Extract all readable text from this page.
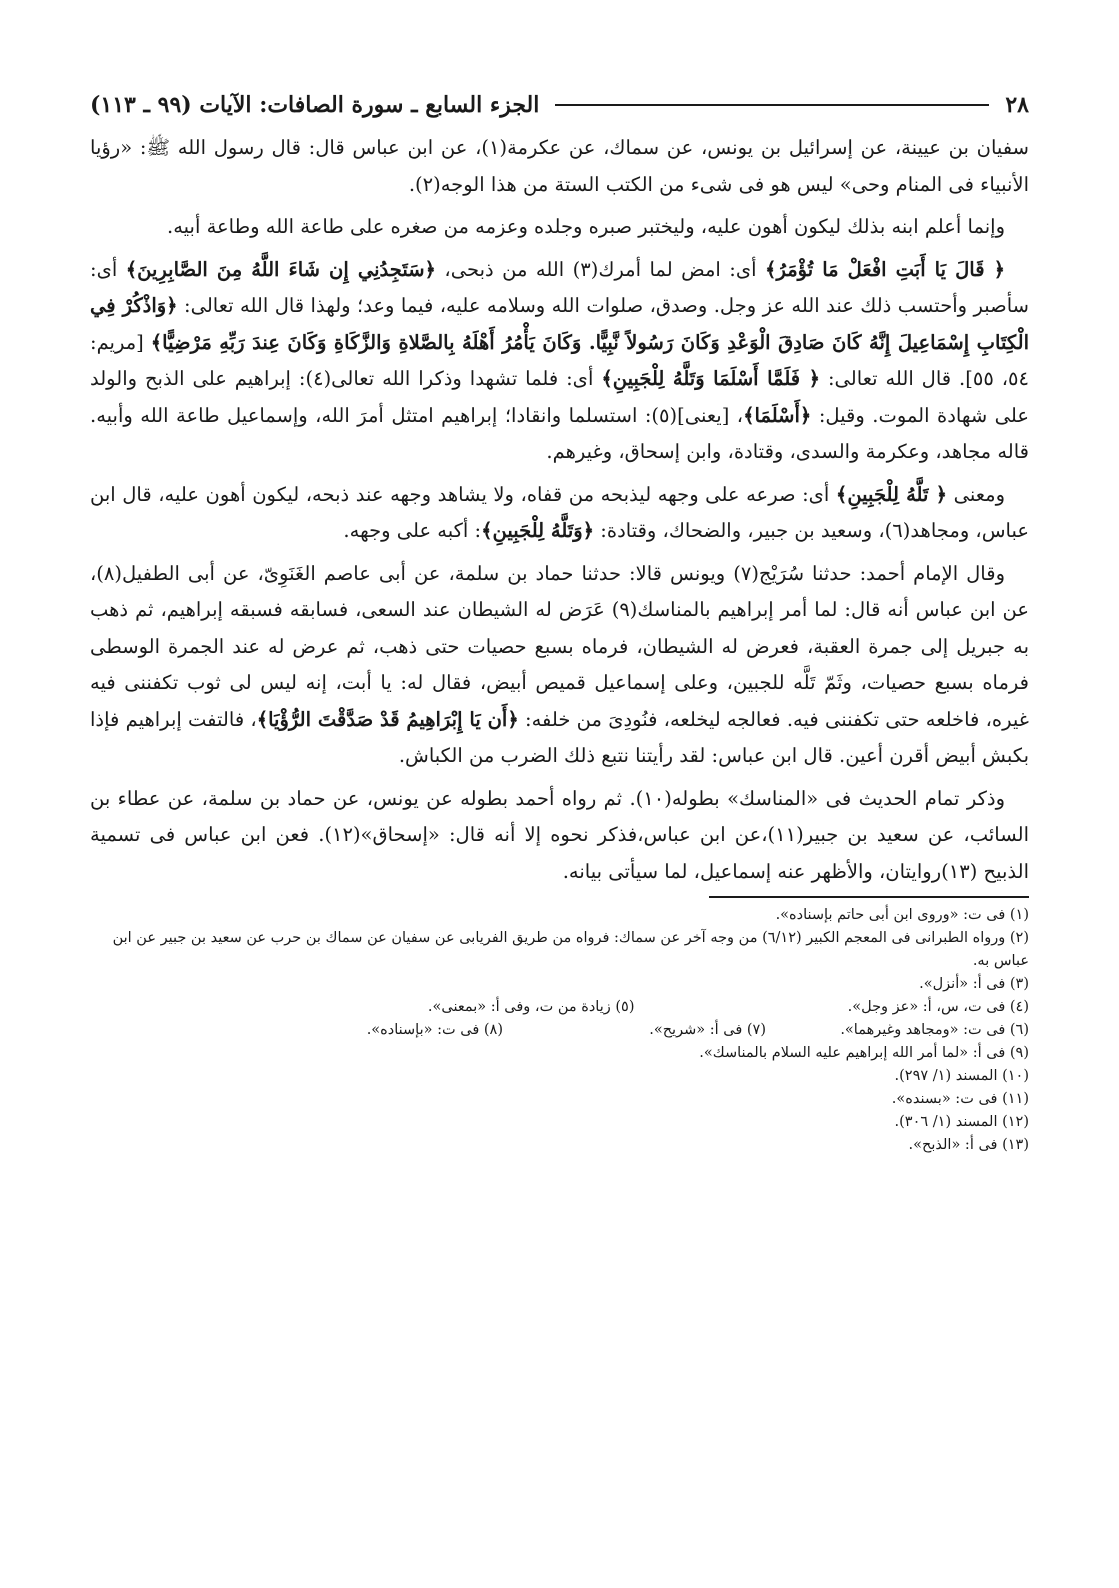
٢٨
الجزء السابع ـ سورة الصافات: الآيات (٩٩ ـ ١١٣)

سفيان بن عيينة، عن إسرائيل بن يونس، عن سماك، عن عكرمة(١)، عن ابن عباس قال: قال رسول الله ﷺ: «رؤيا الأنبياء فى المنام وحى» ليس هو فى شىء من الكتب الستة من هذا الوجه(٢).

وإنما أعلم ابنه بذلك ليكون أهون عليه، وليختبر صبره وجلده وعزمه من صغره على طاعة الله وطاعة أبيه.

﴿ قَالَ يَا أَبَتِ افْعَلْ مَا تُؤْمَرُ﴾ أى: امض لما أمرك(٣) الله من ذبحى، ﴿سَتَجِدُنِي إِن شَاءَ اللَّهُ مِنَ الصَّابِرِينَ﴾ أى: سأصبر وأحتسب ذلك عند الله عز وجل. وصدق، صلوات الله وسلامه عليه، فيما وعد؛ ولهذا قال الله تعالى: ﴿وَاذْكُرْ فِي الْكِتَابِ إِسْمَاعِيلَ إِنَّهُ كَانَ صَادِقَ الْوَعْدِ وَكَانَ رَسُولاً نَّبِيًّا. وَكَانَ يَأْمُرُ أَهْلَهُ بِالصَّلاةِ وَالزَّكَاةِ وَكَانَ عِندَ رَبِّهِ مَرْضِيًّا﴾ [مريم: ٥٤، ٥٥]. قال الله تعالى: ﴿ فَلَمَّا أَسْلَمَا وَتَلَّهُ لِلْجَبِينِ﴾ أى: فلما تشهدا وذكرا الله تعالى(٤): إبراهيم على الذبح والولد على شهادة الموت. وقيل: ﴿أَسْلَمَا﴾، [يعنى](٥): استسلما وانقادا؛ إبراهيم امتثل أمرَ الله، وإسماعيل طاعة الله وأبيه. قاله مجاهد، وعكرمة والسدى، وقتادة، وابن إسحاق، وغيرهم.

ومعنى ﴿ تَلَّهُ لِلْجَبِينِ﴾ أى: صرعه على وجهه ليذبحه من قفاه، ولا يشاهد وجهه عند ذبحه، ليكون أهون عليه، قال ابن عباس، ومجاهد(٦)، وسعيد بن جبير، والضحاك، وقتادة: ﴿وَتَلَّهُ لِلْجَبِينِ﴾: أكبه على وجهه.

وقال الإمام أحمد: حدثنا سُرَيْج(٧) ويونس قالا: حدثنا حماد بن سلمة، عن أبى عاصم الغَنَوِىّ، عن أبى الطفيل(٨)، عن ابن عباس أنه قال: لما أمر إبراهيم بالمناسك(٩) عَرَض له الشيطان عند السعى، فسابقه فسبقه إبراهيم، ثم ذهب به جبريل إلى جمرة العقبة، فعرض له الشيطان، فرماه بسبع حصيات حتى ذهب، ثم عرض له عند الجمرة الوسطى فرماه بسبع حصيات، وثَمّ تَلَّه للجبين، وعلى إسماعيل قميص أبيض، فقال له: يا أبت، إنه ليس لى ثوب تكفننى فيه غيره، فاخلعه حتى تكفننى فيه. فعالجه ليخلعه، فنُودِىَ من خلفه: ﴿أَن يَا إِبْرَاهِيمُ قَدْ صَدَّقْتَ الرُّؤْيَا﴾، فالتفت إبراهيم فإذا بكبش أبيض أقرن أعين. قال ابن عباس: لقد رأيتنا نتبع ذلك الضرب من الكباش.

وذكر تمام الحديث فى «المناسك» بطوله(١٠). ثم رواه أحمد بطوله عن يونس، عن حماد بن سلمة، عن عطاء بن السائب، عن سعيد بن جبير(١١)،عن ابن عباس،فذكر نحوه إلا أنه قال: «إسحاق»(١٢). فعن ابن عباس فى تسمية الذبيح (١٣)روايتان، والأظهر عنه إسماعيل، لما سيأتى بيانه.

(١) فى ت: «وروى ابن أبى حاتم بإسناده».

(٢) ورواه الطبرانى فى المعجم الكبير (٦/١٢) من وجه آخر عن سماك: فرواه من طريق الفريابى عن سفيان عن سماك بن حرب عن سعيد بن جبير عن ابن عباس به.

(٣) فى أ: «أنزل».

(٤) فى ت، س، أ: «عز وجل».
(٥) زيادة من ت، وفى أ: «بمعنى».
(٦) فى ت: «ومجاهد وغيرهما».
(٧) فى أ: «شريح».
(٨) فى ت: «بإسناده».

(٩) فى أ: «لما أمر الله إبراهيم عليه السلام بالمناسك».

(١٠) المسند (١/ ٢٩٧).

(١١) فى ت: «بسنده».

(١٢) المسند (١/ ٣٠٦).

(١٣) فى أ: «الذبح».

┄┄┄┄┄┄┄┄┄┄┄┄┄┄┄┄┄┄┄┄

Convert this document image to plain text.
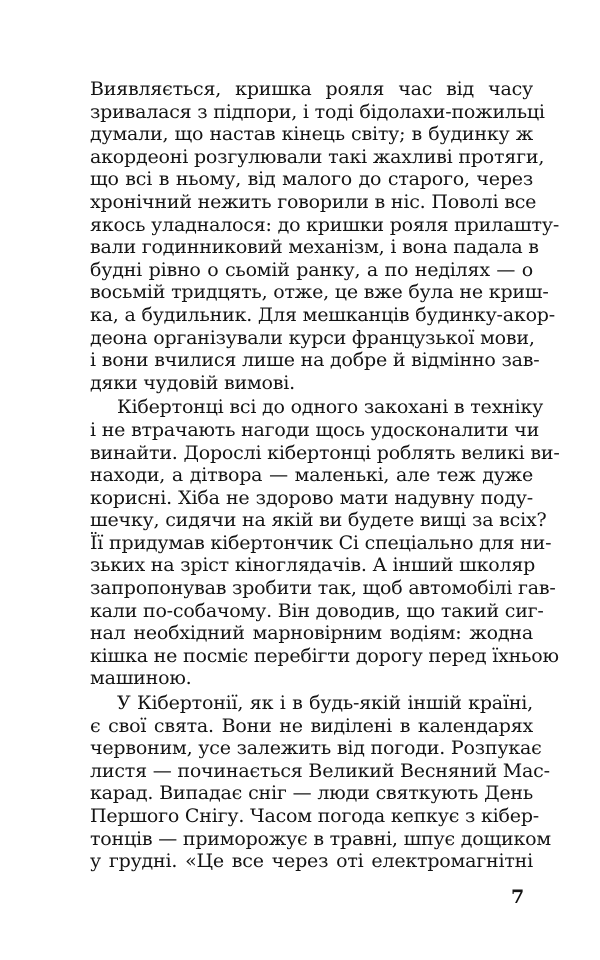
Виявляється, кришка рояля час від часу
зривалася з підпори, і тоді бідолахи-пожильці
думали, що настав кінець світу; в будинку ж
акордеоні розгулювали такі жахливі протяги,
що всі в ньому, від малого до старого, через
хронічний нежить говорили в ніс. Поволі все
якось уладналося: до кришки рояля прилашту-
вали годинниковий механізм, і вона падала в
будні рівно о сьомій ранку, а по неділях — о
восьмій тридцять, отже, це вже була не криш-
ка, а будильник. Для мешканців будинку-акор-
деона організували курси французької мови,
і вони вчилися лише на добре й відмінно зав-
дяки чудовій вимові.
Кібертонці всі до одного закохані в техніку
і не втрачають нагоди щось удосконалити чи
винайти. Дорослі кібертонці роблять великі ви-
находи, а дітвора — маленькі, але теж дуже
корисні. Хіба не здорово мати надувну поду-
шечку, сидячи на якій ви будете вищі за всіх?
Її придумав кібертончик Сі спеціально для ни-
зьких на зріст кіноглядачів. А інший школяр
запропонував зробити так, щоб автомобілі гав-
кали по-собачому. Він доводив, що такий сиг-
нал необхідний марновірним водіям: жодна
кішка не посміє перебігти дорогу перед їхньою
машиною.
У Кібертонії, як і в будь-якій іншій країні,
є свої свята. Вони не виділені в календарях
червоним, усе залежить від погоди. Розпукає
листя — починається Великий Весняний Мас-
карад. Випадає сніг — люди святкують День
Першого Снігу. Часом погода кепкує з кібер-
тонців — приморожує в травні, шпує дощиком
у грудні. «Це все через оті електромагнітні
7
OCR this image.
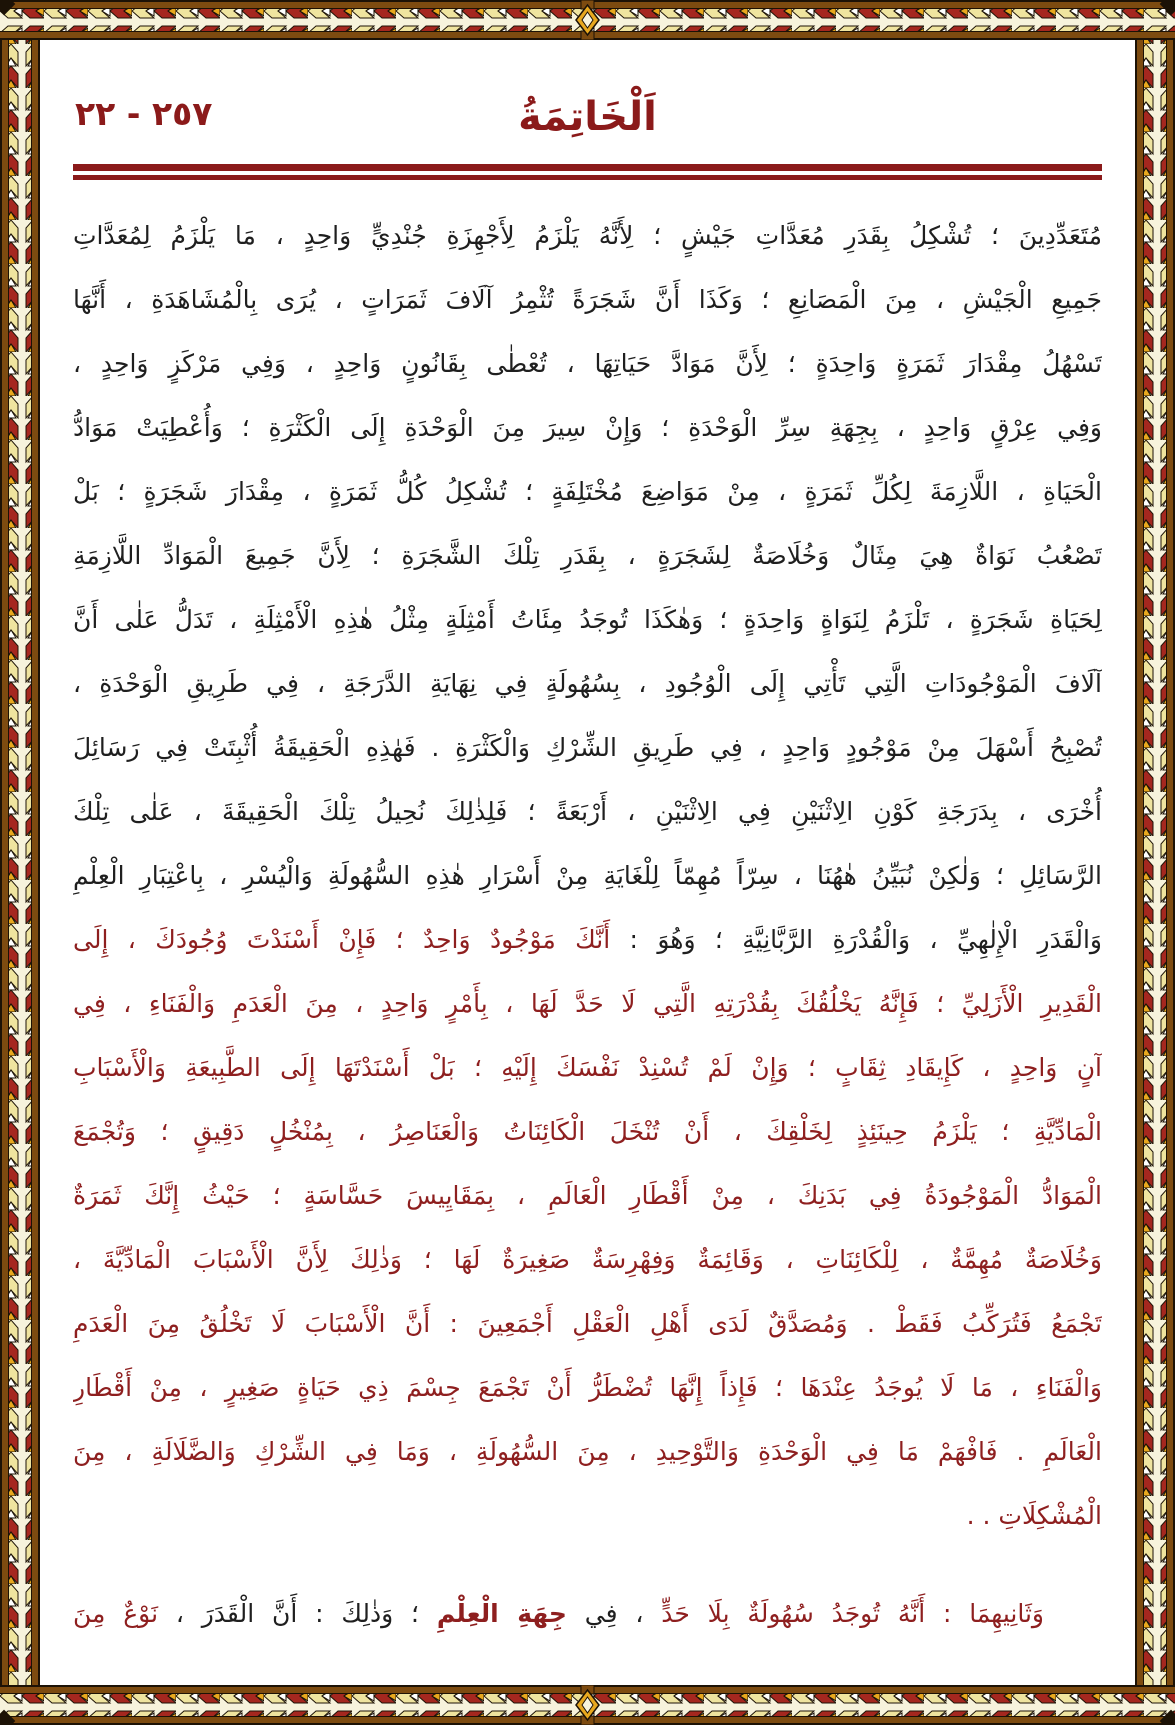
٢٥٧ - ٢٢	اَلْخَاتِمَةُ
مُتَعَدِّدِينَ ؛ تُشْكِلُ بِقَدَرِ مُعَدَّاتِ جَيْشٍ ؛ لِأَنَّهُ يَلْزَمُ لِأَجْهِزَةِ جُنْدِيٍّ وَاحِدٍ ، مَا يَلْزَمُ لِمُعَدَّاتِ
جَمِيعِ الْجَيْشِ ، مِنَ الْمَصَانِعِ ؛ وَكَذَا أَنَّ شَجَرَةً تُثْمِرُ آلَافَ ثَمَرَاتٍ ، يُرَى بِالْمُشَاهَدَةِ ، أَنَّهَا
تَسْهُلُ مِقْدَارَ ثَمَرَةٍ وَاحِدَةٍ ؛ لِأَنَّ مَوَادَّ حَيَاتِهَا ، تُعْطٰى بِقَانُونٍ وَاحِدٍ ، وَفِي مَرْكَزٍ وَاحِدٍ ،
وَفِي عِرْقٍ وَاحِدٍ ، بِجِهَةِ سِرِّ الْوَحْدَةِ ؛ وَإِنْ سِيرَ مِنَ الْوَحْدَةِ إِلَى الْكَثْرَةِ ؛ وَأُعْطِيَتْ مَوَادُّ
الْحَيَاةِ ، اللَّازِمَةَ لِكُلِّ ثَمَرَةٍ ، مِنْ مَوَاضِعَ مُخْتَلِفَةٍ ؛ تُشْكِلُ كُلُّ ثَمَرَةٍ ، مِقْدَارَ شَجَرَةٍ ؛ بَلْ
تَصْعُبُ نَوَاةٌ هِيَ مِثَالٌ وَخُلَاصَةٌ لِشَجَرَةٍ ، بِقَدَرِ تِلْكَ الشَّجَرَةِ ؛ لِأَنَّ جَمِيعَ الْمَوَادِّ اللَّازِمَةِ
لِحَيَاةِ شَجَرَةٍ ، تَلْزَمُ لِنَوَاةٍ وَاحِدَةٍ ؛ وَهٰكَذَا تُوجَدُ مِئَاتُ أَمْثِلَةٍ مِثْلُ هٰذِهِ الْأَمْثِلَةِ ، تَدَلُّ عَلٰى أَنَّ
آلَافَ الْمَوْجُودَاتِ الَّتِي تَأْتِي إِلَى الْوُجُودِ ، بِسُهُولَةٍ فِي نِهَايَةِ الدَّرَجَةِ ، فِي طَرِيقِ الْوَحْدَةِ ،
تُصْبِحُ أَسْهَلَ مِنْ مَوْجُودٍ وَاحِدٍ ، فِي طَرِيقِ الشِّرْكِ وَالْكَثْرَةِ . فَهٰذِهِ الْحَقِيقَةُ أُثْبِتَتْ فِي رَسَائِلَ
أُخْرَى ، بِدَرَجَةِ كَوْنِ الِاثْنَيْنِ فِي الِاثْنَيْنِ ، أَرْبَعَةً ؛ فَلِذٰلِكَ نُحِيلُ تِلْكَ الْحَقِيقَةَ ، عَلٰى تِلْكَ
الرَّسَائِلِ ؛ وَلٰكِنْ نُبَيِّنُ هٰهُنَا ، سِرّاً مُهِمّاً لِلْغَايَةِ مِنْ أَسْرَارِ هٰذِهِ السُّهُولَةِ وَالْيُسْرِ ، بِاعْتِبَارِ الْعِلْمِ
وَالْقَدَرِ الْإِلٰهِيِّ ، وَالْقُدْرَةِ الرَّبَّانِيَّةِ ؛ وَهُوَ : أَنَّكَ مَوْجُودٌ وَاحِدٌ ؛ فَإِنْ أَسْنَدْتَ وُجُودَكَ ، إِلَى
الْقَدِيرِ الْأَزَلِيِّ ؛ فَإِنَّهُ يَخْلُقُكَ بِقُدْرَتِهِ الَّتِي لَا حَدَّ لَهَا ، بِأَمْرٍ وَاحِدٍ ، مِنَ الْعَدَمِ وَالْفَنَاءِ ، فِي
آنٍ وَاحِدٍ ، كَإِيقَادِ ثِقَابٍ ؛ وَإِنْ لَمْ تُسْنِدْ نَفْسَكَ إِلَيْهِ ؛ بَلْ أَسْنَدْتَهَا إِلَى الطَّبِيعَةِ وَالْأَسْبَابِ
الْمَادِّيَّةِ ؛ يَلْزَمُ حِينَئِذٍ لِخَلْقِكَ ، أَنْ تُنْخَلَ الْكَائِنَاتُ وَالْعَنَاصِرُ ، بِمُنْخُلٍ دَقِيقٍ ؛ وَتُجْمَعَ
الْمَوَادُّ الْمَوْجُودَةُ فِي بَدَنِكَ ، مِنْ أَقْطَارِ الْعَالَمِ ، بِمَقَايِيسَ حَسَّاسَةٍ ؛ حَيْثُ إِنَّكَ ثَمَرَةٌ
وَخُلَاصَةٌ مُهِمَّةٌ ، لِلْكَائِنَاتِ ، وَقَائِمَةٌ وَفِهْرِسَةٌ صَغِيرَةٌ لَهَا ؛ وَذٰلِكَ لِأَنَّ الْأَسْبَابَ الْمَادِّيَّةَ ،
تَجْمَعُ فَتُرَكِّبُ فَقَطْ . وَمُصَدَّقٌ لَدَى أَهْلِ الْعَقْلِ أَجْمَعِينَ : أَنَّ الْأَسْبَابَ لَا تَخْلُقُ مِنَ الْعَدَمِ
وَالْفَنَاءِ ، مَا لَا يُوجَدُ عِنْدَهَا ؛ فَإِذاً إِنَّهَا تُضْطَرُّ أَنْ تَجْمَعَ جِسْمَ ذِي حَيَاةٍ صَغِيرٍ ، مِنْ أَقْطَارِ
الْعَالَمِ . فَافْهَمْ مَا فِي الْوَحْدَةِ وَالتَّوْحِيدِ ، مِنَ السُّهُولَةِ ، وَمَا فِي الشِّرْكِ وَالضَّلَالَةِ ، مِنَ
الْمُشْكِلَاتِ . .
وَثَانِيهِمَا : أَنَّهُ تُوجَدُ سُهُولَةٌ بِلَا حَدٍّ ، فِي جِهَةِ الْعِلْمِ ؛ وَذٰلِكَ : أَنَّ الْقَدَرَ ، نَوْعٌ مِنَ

┄┄┄┄┄┄┄┄┄┄┄┄┄┄┄┄┄┄┄┄

Goal of the exercise >>
In the records above, find each line that holds the word "سفيان"; copy all such lines.

Full solution >>
سفيان بن عيينة، عن إسرائيل بن يونس، عن سماك، عن عكرمة(١)، عن ابن عباس قال: قال رسول الله ﷺ: «رؤيا الأنبياء فى المنام وحى» ليس هو فى شىء من الكتب الستة من هذا الوجه(٢).
(٢) ورواه الطبرانى فى المعجم الكبير (٦/١٢) من وجه آخر عن سماك: فرواه من طريق الفريابى عن سفيان عن سماك بن حرب عن سعيد بن جبير عن ابن عباس به.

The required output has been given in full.